[Do this]
Output the material word for word. Leave each picture out.

[Records supplied]
====================

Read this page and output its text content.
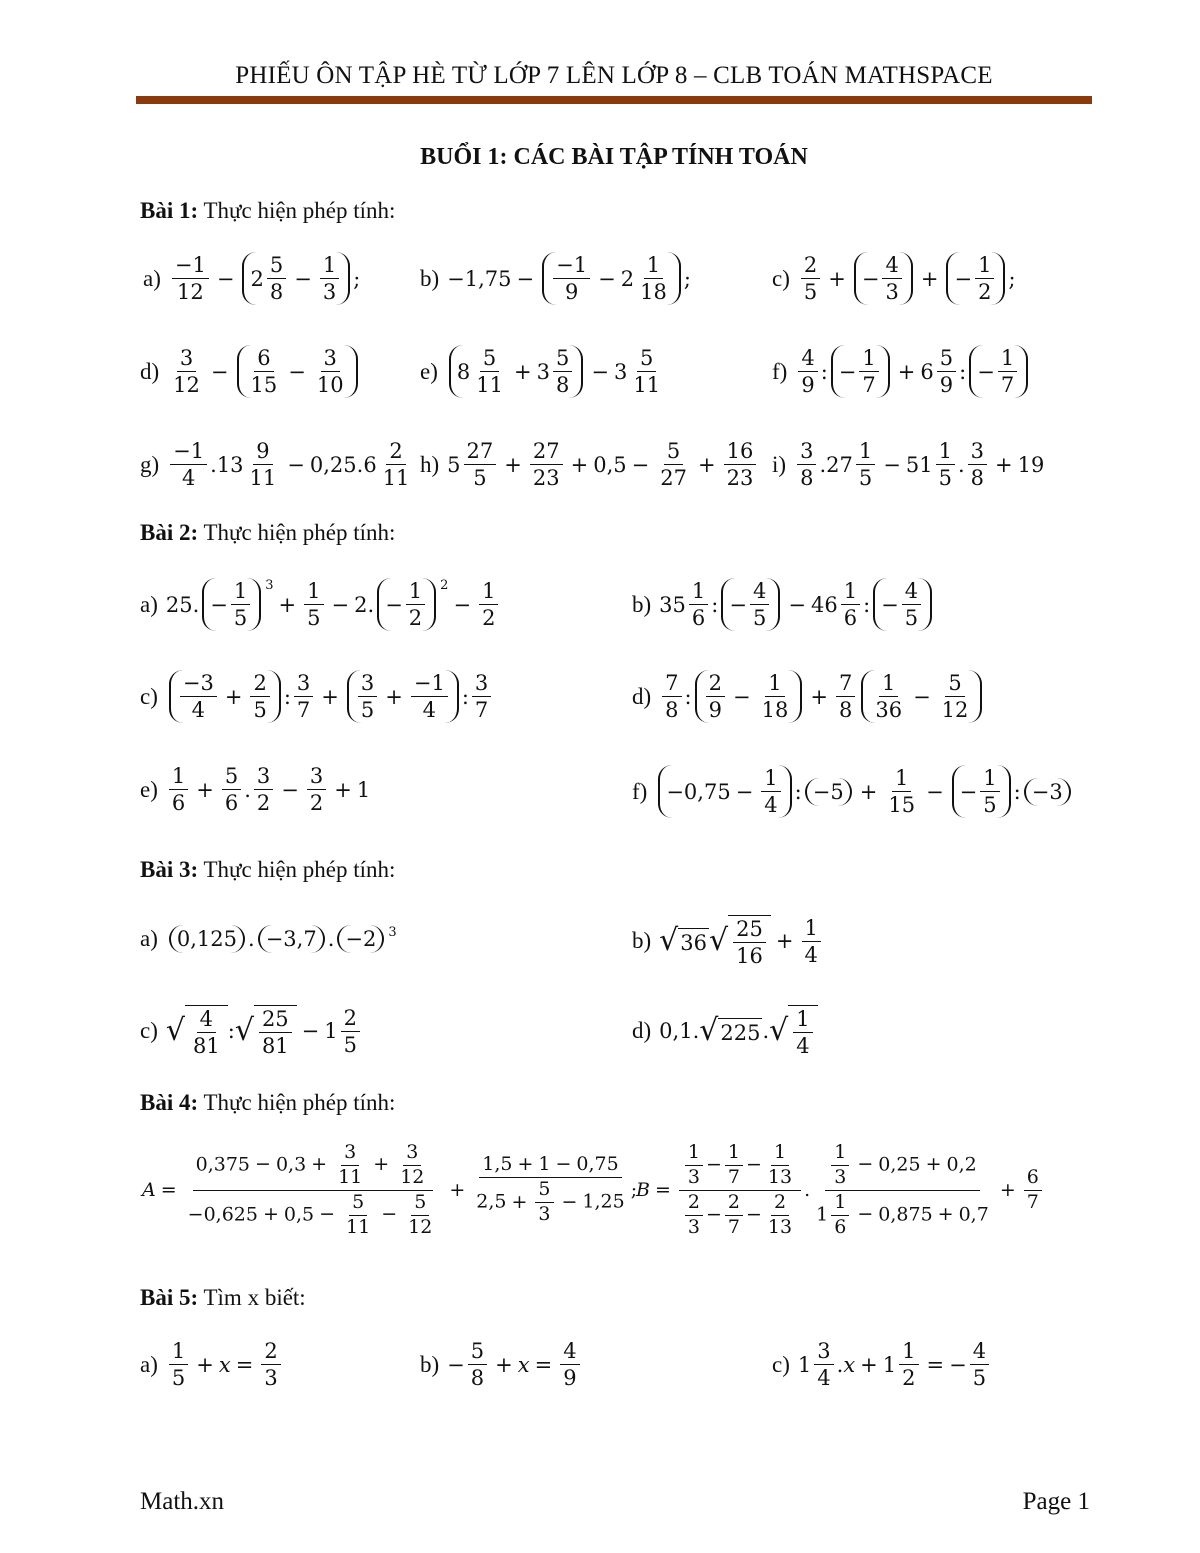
PHIẾU ÔN TẬP HÈ TỪ LỚP 7 LÊN LỚP 8 – CLB TOÁN MATHSPACE
BUỔI 1: CÁC BÀI TẬP TÍNH TOÁN
Bài 1: Thực hiện phép tính:
$a) \frac{-1}{12} - 2 \frac{5}{8} - \frac{1}{3}$ ;	$b) -1,75 - \frac{-1}{9} - 2 \frac{1}{18}$ ;	$c) \frac{2}{5}$ + − $\frac{4}{3}$ + − $\frac{1}{2}$ ;
$d) \frac{3}{12} - \frac{6}{15} - \frac{3}{10}$	e) $8 \frac{5}{11} + 3 \frac{5}{8} - 3 \frac{5}{11}$	$f) \frac{4}{9}$ : − $\frac{1}{7} + 6 \frac{5}{9}$ : − $\frac{1}{7}$
$g) \frac{-1}{4} .13 \frac{9}{11} - 0,25.6 \frac{2}{11} h$) $5 \frac{27}{5} + \frac{27}{23} + 0,5 - \frac{5}{27} + \frac{16}{23} i) \frac{3}{8} .27 \frac{1}{5} - 51 \frac{1}{5}$ . $\frac{3}{8} + 19$
Bài 2: Thực hiện phép tính:
a) 25. − $\frac{1}{5} 3$
+ $\frac{1}{5} - 2$. − $\frac{1}{2} 2$
− $\frac{1}{2}$	b) $35 \frac{1}{6}$ : − $\frac{4}{5} - 46 \frac{1}{6}$ : − $\frac{4}{5}$
$c) \frac{-3}{4} + \frac{2}{5}$ : $\frac{3}{7} + \frac{3}{5} + \frac{-1}{4}$ : $\frac{3}{7}$	$d) \frac{7}{8}$ : $\frac{2}{9} - \frac{1}{18} + \frac{7}{8} \frac{1}{36} - \frac{5}{12}$
$e) \frac{1}{6} + \frac{5}{6}$ . $\frac{3}{2} - \frac{3}{2} + 1$	$f) -0,75 - \frac{1}{4}$ : $-5 + \frac{1}{15}$ − − $\frac{1}{5}$ : −3
Bài 3: Thực hiện phép tính:
a) 0,125 . −3,7 . −2 3	b) √ 36 √ $\frac{25}{16} + \frac{1}{4}$
c) √ $\frac{4}{81}$ : √ $\frac{25}{81} - 1 \frac{2}{5}$	d) 0,1. √ 225 . √ $\frac{1}{4}$
Bài 4: Thực hiện phép tính:
$A = \frac{0,375 - 0,3 + \frac{3}{11} + \frac{3}{12}}{-0,625 + 0,5 - \frac{5}{11} - \frac{5}{12}} + \frac{1,5 + 1 - 0,75}{2,5 + \frac{5}{3} - 1,25}$ ;
$B = \frac{\frac{1}{3} - \frac{1}{7} - \frac{1}{13}}{\frac{2}{3} - \frac{2}{7} - \frac{2}{13}}$ . $\frac{\frac{1}{3} - 0,25 + 0,2}{1 \frac{1}{6} - 0,875 + 0,7} + \frac{6}{7}$
Bài 5: Tìm x biết:
$a) \frac{1}{5} + x = \frac{2}{3}$	$b) - \frac{5}{8} + x = \frac{4}{9}$	c) $1 \frac{3}{4}$ . $x + 1 \frac{1}{2}$ = − $\frac{4}{5}$
Math.xn	Page 1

====================

[Answer to this problem]
Read this page and output its text content.
PHIẾU ÔN TẬP HÈ TỪ LỚP 7 LÊN LỚP 8 – CLB TOÁN MATHSPACE
BUỔI 1: CÁC BÀI TẬP TÍNH TOÁN
Bài 1: Thực hiện phép tính:
$a) \frac{-1}{12} - 2 \frac{5}{8} - \frac{1}{3}$ ;	$b) -1,75 - \frac{-1}{9} - 2 \frac{1}{18}$ ;	$c) \frac{2}{5}$ + − $\frac{4}{3}$ + − $\frac{1}{2}$ ;
$d) \frac{3}{12} - \frac{6}{15} - \frac{3}{10}$	e) $8 \frac{5}{11} + 3 \frac{5}{8} - 3 \frac{5}{11}$	$f) \frac{4}{9}$ : − $\frac{1}{7} + 6 \frac{5}{9}$ : − $\frac{1}{7}$
$g) \frac{-1}{4} .13 \frac{9}{11} - 0,25.6 \frac{2}{11} h$) $5 \frac{27}{5} + \frac{27}{23} + 0,5 - \frac{5}{27} + \frac{16}{23} i) \frac{3}{8} .27 \frac{1}{5} - 51 \frac{1}{5}$ . $\frac{3}{8} + 19$
Bài 2: Thực hiện phép tính:
a) 25. − $\frac{1}{5} 3$
+ $\frac{1}{5} - 2$. − $\frac{1}{2} 2$
− $\frac{1}{2}$	b) $35 \frac{1}{6}$ : − $\frac{4}{5} - 46 \frac{1}{6}$ : − $\frac{4}{5}$
$c) \frac{-3}{4} + \frac{2}{5}$ : $\frac{3}{7} + \frac{3}{5} + \frac{-1}{4}$ : $\frac{3}{7}$	$d) \frac{7}{8}$ : $\frac{2}{9} - \frac{1}{18} + \frac{7}{8} \frac{1}{36} - \frac{5}{12}$
$e) \frac{1}{6} + \frac{5}{6}$ . $\frac{3}{2} - \frac{3}{2} + 1$	$f) -0,75 - \frac{1}{4}$ : $-5 + \frac{1}{15}$ − − $\frac{1}{5}$ : −3
Bài 3: Thực hiện phép tính:
a) 0,125 . −3,7 . −2 3	b) √ 36 √ $\frac{25}{16} + \frac{1}{4}$
c) √ $\frac{4}{81}$ : √ $\frac{25}{81} - 1 \frac{2}{5}$	d) 0,1. √ 225 . √ $\frac{1}{4}$
Bài 4: Thực hiện phép tính:
$A = \frac{0,375 - 0,3 + \frac{3}{11} + \frac{3}{12}}{-0,625 + 0,5 - \frac{5}{11} - \frac{5}{12}} + \frac{1,5 + 1 - 0,75}{2,5 + \frac{5}{3} - 1,25}$ ;
$B = \frac{\frac{1}{3} - \frac{1}{7} - \frac{1}{13}}{\frac{2}{3} - \frac{2}{7} - \frac{2}{13}}$ . $\frac{\frac{1}{3} - 0,25 + 0,2}{1 \frac{1}{6} - 0,875 + 0,7} + \frac{6}{7}$
Bài 5: Tìm x biết:
$a) \frac{1}{5} + x = \frac{2}{3}$	$b) - \frac{5}{8} + x = \frac{4}{9}$	c) $1 \frac{3}{4}$ . $x + 1 \frac{1}{2}$ = − $\frac{4}{5}$
Math.xn	Page 1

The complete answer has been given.